- [TASK GOAL]: Duplicate the lines from the first one through the line containing "83 578 252</box>", with both of those lines included.

(Portion of a data file)
□ □ □ □
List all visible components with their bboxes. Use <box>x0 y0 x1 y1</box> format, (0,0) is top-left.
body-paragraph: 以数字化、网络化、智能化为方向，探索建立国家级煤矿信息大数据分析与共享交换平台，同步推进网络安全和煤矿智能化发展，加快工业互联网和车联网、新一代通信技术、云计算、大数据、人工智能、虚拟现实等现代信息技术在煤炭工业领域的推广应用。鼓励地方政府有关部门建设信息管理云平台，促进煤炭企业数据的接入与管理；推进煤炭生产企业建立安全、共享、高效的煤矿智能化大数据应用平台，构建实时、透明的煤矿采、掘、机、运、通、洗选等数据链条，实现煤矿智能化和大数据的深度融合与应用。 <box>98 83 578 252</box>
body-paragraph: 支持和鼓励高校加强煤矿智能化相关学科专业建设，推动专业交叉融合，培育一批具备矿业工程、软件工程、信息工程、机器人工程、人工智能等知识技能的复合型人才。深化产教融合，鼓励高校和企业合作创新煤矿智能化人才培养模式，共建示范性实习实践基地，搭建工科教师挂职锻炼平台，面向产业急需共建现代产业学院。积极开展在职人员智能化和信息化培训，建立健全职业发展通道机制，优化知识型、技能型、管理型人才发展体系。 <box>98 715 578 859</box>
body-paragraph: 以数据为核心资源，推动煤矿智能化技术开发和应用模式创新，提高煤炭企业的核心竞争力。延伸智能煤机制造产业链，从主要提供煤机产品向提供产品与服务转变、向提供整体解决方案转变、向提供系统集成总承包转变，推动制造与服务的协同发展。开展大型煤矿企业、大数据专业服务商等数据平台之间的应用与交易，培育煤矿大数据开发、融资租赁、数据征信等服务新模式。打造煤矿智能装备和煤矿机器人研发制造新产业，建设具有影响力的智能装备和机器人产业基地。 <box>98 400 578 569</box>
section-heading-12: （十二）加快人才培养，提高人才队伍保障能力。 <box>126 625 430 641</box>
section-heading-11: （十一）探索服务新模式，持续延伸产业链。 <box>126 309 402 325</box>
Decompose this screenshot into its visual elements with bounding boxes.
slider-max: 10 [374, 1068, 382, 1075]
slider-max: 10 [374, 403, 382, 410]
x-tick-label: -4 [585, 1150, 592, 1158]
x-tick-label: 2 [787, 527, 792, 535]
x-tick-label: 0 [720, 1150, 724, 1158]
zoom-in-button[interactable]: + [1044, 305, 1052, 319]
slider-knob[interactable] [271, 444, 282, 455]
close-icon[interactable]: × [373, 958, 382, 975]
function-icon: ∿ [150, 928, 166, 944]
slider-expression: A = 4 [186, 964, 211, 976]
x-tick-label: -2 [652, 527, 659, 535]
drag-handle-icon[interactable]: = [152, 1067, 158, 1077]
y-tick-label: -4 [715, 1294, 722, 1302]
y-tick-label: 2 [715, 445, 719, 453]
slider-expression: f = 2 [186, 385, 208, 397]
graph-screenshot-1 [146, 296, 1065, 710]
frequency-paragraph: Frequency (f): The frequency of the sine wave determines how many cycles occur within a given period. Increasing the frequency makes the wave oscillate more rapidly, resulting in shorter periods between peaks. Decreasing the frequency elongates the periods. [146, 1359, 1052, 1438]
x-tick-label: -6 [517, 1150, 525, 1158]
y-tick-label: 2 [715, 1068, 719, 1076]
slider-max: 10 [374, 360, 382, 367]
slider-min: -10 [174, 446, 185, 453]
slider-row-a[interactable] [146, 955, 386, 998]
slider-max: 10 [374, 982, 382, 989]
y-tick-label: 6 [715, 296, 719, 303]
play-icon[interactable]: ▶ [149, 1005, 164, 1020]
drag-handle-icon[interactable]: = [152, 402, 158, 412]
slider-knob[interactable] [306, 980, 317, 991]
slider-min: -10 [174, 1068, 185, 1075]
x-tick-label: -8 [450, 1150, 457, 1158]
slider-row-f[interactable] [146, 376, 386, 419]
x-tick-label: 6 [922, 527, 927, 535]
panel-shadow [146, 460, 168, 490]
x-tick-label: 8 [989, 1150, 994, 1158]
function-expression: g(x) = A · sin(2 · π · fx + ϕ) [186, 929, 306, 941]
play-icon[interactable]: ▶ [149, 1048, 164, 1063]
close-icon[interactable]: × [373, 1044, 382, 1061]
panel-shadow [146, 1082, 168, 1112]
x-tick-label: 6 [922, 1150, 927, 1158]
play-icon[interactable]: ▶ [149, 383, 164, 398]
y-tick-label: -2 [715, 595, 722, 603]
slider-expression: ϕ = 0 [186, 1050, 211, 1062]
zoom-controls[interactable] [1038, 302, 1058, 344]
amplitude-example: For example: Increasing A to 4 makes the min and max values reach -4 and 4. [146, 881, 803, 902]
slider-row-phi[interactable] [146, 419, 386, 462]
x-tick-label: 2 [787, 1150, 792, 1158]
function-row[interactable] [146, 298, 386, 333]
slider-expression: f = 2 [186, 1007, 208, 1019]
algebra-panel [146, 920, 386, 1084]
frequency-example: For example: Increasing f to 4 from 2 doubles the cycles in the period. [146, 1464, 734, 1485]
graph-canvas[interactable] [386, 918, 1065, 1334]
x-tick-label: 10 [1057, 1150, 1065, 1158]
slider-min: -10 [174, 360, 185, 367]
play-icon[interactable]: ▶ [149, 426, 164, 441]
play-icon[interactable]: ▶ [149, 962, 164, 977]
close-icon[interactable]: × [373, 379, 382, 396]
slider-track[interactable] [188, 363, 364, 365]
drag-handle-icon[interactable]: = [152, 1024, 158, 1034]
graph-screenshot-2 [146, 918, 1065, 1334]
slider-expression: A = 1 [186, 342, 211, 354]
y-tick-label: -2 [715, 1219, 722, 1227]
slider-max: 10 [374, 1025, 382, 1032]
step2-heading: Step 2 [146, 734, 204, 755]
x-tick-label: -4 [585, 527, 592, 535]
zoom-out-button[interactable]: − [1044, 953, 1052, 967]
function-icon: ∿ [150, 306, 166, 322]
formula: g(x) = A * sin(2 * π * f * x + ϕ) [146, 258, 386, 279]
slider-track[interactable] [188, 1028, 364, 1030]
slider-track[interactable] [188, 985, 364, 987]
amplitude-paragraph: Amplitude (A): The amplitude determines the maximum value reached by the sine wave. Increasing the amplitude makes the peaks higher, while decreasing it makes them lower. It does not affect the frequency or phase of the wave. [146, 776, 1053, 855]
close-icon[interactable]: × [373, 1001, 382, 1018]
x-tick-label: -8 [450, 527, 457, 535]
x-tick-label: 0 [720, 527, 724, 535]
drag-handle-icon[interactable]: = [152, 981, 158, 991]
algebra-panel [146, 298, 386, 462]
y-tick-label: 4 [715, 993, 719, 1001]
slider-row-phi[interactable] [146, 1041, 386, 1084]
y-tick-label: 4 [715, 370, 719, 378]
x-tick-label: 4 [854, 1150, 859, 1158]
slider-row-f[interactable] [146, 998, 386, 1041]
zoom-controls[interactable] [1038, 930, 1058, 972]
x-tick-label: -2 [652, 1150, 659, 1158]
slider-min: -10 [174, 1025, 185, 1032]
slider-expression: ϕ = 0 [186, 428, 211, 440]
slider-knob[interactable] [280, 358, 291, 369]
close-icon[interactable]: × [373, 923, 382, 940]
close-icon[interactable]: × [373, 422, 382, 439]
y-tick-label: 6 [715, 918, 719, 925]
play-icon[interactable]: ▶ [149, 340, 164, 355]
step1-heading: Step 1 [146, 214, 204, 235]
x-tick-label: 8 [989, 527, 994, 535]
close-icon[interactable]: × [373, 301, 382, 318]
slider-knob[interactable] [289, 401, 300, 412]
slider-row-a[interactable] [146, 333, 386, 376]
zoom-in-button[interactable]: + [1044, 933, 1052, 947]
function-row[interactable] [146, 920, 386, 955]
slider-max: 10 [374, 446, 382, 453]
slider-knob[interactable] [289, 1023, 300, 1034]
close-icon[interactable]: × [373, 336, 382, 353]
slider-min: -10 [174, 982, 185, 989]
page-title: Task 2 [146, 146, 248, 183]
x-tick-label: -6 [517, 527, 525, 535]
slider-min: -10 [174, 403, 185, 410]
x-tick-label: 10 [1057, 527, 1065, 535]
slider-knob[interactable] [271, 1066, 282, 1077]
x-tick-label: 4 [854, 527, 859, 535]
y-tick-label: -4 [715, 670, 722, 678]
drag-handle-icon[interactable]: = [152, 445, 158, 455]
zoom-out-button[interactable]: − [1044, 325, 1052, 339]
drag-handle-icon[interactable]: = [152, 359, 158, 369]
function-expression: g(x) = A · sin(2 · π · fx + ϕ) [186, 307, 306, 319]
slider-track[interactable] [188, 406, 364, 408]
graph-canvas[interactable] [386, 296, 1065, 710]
□ □ □ □
- [EXPECTED OUTPUT]:
List all visible components with their bboxes. Use <box>x0 y0 x1 y1</box> format, (0,0) is top-left.
body-paragraph: 以数字化、网络化、智能化为方向，探索建立国家级煤矿信息大数据分析与共享交换平台，同步推进网络安全和煤矿智能化发展，加快工业互联网和车联网、新一代通信技术、云计算、大数据、人工智能、虚拟现实等现代信息技术在煤炭工业领域的推广应用。鼓励地方政府有关部门建设信息管理云平台，促进煤炭企业数据的接入与管理；推进煤炭生产企业建立安全、共享、高效的煤矿智能化大数据应用平台，构建实时、透明的煤矿采、掘、机、运、通、洗选等数据链条，实现煤矿智能化和大数据的深度融合与应用。 <box>98 83 578 252</box>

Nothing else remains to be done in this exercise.